**What is needed**. If a line of the data below contains the string "name", copy it into your answer.

[Dataset entries]
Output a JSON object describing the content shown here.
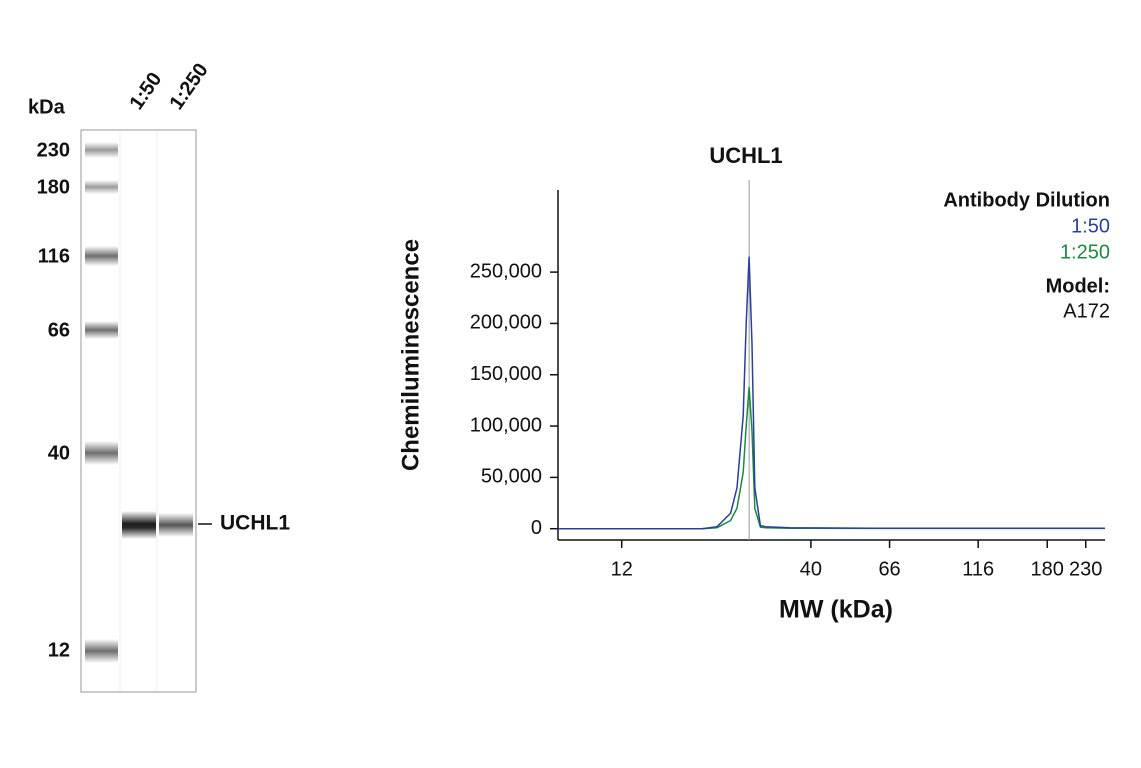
{
  "blot": {
    "unit_label": "kDa",
    "lanes": [
      "1:50",
      "1:250"
    ],
    "markers": [
      230,
      180,
      116,
      66,
      40,
      12
    ],
    "band_label": "UCHL1"
  },
  "chart_data": {
    "type": "line",
    "title": "UCHL1",
    "ylabel": "Chemiluminescence",
    "xlabel": "MW (kDa)",
    "xscale": "log",
    "xlim": [
      8,
      260
    ],
    "xticks": [
      12,
      40,
      66,
      116,
      180,
      230
    ],
    "ylim": [
      -11000,
      330000
    ],
    "yticks": [
      0,
      {
        "value": 50000,
        "label": "50,000"
      },
      {
        "value": 100000,
        "label": "100,000"
      },
      {
        "value": 150000,
        "label": "150,000"
      },
      {
        "value": 200000,
        "label": "200,000"
      },
      {
        "value": 250000,
        "label": "250,000"
      }
    ],
    "legend_title": "Antibody Dilution",
    "model_label": "Model:",
    "model": "A172",
    "series": [
      {
        "name": "1:50",
        "color": "#2b3f9c",
        "x": [
          8,
          20,
          22,
          24,
          25,
          26,
          26.5,
          27,
          27.5,
          28,
          29,
          30,
          35,
          60,
          260
        ],
        "values": [
          0,
          0,
          2000,
          15000,
          40000,
          110000,
          200000,
          265000,
          180000,
          40000,
          3000,
          2000,
          1000,
          500,
          500
        ]
      },
      {
        "name": "1:250",
        "color": "#1e8a3e",
        "x": [
          8,
          20,
          22,
          24,
          25,
          26,
          26.5,
          27,
          27.5,
          28,
          29,
          30,
          35,
          60,
          260
        ],
        "values": [
          0,
          0,
          1000,
          8000,
          20000,
          55000,
          100000,
          138000,
          95000,
          20000,
          1500,
          1000,
          500,
          300,
          300
        ]
      }
    ]
  }
}
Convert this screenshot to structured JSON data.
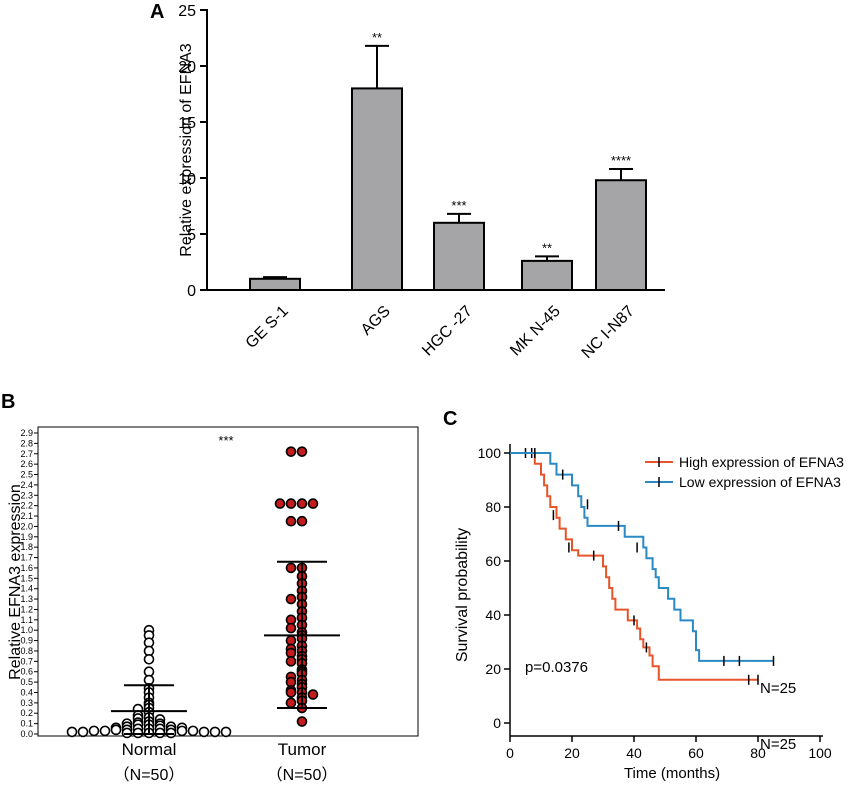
{
  "panels": {
    "a": "A",
    "b": "B",
    "c": "C"
  },
  "colors": {
    "bar": "#a5a5a8",
    "dot_fill": "#c41c1c",
    "high": "#e8542a",
    "low": "#2b89c4",
    "axis": "#000000"
  },
  "chart_data": [
    {
      "type": "bar",
      "panel": "A",
      "title": "",
      "xlabel": "",
      "ylabel": "Relative expression of EFNA3",
      "categories": [
        "GES-1",
        "AGS",
        "HGC-27",
        "MKN-45",
        "NCI-N87"
      ],
      "category_labels": [
        "GE S-1",
        "AGS",
        "HGC -27",
        "MK N-45",
        "NC I-N87"
      ],
      "values": [
        1.0,
        18.0,
        6.0,
        2.6,
        9.8
      ],
      "errors": [
        0.15,
        3.8,
        0.8,
        0.4,
        1.0
      ],
      "significance": [
        "",
        "**",
        "***",
        "**",
        "****"
      ],
      "ylim": [
        0,
        25
      ],
      "yticks": [
        "0",
        "5",
        "10",
        "15",
        "20",
        "25"
      ]
    },
    {
      "type": "scatter",
      "panel": "B",
      "title": "",
      "ylabel": "Relative EFNA3 expression",
      "significance": "***",
      "ylim": [
        0,
        2.9
      ],
      "yticks": [
        "0.0",
        "0.1",
        "0.2",
        "0.3",
        "0.4",
        "0.5",
        "0.6",
        "0.7",
        "0.8",
        "0.9",
        "1.0",
        "1.1",
        "1.2",
        "1.3",
        "1.4",
        "1.5",
        "1.6",
        "1.7",
        "1.8",
        "1.9",
        "2.0",
        "2.1",
        "2.2",
        "2.3",
        "2.4",
        "2.5",
        "2.6",
        "2.7",
        "2.8",
        "2.9"
      ],
      "groups": [
        {
          "name": "Normal",
          "n_label": "（N=50）",
          "mean": 0.22,
          "sd_upper": 0.47,
          "sd_lower": 0.0,
          "values": [
            1.0,
            0.95,
            0.88,
            0.8,
            0.72,
            0.6,
            0.52,
            0.44,
            0.4,
            0.35,
            0.3,
            0.28,
            0.25,
            0.24,
            0.21,
            0.18,
            0.16,
            0.15,
            0.14,
            0.12,
            0.11,
            0.1,
            0.1,
            0.09,
            0.09,
            0.08,
            0.07,
            0.07,
            0.06,
            0.06,
            0.05,
            0.05,
            0.05,
            0.04,
            0.04,
            0.04,
            0.03,
            0.03,
            0.03,
            0.03,
            0.02,
            0.02,
            0.02,
            0.02,
            0.02,
            0.01,
            0.01,
            0.01,
            0.01,
            0.01
          ]
        },
        {
          "name": "Tumor",
          "n_label": "（N=50）",
          "mean": 0.95,
          "sd_upper": 1.66,
          "sd_lower": 0.25,
          "values": [
            2.72,
            2.72,
            2.22,
            2.22,
            2.22,
            2.22,
            2.05,
            2.05,
            1.6,
            1.6,
            1.52,
            1.45,
            1.38,
            1.32,
            1.3,
            1.25,
            1.18,
            1.12,
            1.1,
            1.05,
            1.02,
            0.98,
            0.95,
            0.92,
            0.9,
            0.85,
            0.82,
            0.8,
            0.78,
            0.75,
            0.72,
            0.7,
            0.68,
            0.62,
            0.6,
            0.58,
            0.55,
            0.52,
            0.5,
            0.48,
            0.45,
            0.42,
            0.4,
            0.4,
            0.38,
            0.35,
            0.32,
            0.3,
            0.25,
            0.12
          ]
        }
      ]
    },
    {
      "type": "line",
      "subtype": "kaplan-meier",
      "panel": "C",
      "title": "",
      "xlabel": "Time (months)",
      "ylabel": "Survival probability",
      "xlim": [
        0,
        100
      ],
      "ylim": [
        0,
        100
      ],
      "xticks": [
        "0",
        "20",
        "40",
        "60",
        "80",
        "100"
      ],
      "yticks": [
        "0",
        "20",
        "40",
        "60",
        "80",
        "100"
      ],
      "p_value": "p=0.0376",
      "legend_position": "top-right",
      "series": [
        {
          "name": "High expression of EFNA3",
          "color": "#e8542a",
          "n_label": "N=25",
          "steps": [
            [
              0,
              100
            ],
            [
              8,
              96
            ],
            [
              10,
              92
            ],
            [
              11,
              88
            ],
            [
              12,
              84
            ],
            [
              13,
              80
            ],
            [
              15,
              76
            ],
            [
              16,
              72
            ],
            [
              18,
              68
            ],
            [
              20,
              64
            ],
            [
              22,
              62
            ],
            [
              30,
              58
            ],
            [
              31,
              54
            ],
            [
              32,
              50
            ],
            [
              33,
              46
            ],
            [
              34,
              42
            ],
            [
              38,
              38
            ],
            [
              41,
              35
            ],
            [
              42,
              31
            ],
            [
              43,
              28
            ],
            [
              45,
              25
            ],
            [
              46,
              21
            ],
            [
              48,
              16
            ],
            [
              80,
              16
            ]
          ],
          "censored": [
            [
              5,
              100
            ],
            [
              7,
              100
            ],
            [
              14,
              77
            ],
            [
              19,
              65
            ],
            [
              27,
              62
            ],
            [
              40,
              38
            ],
            [
              44,
              28
            ],
            [
              77,
              16
            ],
            [
              80,
              16
            ]
          ]
        },
        {
          "name": "Low expression of EFNA3",
          "color": "#2b89c4",
          "n_label": "N=25",
          "steps": [
            [
              0,
              100
            ],
            [
              13,
              96
            ],
            [
              15,
              92
            ],
            [
              20,
              88
            ],
            [
              22,
              84
            ],
            [
              23,
              80
            ],
            [
              24,
              76
            ],
            [
              25,
              73
            ],
            [
              37,
              69
            ],
            [
              43,
              65
            ],
            [
              44,
              61
            ],
            [
              46,
              57
            ],
            [
              47,
              54
            ],
            [
              48,
              50
            ],
            [
              51,
              46
            ],
            [
              53,
              42
            ],
            [
              55,
              38
            ],
            [
              59,
              34
            ],
            [
              60,
              27
            ],
            [
              61,
              23
            ],
            [
              85,
              23
            ]
          ],
          "censored": [
            [
              8,
              100
            ],
            [
              17,
              92
            ],
            [
              25,
              81
            ],
            [
              35,
              73
            ],
            [
              41,
              65
            ],
            [
              69,
              23
            ],
            [
              74,
              23
            ],
            [
              85,
              23
            ]
          ]
        }
      ]
    }
  ]
}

**Your response**.
        "name": "1:50",
        "name": "1:250",
          "name": "Normal",
          "name": "Tumor",
          "name": "High expression of EFNA3",
          "name": "Low expression of EFNA3",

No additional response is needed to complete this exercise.